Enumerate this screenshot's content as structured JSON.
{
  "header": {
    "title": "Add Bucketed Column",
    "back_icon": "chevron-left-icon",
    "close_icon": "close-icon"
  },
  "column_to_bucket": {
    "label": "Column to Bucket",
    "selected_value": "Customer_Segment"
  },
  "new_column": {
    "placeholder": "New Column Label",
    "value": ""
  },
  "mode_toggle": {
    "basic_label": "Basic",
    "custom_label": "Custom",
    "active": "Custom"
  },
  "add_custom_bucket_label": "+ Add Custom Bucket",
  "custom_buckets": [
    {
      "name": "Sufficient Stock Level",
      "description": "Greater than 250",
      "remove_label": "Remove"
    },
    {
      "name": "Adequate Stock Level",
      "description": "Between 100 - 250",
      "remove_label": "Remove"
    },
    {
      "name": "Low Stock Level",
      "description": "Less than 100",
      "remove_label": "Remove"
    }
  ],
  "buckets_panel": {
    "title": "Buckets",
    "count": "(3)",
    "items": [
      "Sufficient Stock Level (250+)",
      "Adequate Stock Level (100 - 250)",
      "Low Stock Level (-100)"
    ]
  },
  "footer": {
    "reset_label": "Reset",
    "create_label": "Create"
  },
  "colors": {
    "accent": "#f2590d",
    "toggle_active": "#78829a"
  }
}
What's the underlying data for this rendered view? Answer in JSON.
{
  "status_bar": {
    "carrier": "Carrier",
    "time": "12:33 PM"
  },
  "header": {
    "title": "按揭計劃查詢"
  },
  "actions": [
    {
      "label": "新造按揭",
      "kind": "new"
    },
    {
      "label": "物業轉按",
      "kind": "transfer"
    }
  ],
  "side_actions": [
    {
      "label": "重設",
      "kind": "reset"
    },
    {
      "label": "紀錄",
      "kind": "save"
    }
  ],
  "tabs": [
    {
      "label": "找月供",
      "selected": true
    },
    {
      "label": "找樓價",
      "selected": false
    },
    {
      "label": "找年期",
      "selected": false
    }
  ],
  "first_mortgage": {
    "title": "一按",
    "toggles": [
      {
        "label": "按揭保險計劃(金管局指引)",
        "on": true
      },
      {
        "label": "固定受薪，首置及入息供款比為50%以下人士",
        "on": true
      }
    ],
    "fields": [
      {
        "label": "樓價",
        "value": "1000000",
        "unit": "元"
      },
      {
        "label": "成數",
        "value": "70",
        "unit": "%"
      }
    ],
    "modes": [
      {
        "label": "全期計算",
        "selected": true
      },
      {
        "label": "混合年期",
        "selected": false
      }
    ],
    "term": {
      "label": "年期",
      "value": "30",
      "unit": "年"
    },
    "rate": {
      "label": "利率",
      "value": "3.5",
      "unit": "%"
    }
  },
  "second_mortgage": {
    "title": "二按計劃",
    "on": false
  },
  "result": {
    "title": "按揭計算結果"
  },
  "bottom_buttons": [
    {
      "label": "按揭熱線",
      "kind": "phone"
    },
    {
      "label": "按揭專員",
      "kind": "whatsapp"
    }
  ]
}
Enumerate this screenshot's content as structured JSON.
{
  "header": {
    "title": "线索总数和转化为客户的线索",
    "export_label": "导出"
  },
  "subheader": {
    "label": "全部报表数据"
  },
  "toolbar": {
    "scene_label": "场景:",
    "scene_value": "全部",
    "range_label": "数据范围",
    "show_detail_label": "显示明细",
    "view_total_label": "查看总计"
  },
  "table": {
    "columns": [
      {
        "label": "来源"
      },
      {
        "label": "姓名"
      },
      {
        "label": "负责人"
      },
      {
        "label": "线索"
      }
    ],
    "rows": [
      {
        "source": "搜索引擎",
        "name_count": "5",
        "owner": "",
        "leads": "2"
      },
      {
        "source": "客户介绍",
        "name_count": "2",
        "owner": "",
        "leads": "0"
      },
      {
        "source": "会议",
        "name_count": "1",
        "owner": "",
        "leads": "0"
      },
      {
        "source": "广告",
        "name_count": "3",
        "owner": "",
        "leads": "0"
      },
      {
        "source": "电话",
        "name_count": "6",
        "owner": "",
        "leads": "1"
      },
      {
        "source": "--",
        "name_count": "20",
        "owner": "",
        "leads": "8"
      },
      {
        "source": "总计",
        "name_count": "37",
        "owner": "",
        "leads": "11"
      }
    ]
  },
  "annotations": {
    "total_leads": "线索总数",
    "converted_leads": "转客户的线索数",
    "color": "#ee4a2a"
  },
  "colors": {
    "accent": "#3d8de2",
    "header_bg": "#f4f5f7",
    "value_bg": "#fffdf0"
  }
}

☆ ☆ ☆

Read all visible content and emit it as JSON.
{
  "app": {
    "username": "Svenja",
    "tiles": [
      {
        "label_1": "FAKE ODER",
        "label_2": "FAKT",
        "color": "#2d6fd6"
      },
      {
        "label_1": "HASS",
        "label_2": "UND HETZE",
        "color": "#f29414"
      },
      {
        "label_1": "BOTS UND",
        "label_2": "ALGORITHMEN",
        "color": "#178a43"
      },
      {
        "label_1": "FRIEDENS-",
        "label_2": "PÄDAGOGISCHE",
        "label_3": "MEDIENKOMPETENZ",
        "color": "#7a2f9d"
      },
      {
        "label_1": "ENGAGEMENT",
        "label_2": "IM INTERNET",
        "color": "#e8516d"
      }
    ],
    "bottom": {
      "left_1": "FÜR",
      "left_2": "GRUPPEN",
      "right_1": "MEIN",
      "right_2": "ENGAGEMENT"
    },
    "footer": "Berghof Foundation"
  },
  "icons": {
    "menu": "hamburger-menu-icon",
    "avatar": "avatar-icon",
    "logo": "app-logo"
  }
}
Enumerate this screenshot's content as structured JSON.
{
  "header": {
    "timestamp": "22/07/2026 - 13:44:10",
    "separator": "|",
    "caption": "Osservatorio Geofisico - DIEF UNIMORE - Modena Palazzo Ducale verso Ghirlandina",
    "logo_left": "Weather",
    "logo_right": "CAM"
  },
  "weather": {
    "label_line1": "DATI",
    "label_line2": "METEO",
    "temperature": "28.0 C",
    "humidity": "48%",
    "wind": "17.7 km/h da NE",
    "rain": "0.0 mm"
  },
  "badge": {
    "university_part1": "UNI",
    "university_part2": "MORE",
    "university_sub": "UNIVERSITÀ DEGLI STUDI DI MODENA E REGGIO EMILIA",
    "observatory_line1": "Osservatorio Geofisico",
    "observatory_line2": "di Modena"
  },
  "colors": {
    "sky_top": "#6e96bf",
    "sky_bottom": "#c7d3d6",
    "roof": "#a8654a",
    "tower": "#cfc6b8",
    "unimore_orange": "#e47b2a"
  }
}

☆ ☆ ☆

▶ Stated exercise
Lines in the records that hold the word "description" are to be counted; give only the total.

▶ Complete answer
3